» **Directions for this task**:
Tally the lines of the data that include the word "的否定形式为" and state the total, nothing else.

_____

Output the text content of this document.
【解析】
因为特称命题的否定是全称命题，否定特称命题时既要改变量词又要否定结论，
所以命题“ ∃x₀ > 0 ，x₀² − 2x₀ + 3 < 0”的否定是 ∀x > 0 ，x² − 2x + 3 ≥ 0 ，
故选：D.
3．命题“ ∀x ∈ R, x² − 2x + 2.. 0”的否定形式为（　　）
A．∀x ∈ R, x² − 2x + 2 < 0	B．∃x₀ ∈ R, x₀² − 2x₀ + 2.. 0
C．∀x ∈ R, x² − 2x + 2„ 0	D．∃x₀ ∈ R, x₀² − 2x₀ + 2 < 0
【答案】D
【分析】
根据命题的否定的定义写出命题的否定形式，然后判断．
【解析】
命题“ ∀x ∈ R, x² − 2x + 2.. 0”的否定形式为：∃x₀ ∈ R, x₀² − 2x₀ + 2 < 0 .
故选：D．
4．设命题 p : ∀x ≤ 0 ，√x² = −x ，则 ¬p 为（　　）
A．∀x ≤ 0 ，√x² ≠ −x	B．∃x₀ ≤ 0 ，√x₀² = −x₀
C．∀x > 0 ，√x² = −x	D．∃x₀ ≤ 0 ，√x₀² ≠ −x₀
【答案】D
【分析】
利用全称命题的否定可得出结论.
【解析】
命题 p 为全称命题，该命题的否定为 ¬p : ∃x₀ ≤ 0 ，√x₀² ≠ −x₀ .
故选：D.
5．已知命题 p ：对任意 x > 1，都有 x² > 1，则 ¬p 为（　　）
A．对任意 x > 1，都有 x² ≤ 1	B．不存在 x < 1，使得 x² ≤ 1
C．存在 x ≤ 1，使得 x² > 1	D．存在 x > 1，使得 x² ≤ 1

_____

» **Answer to this task**:
2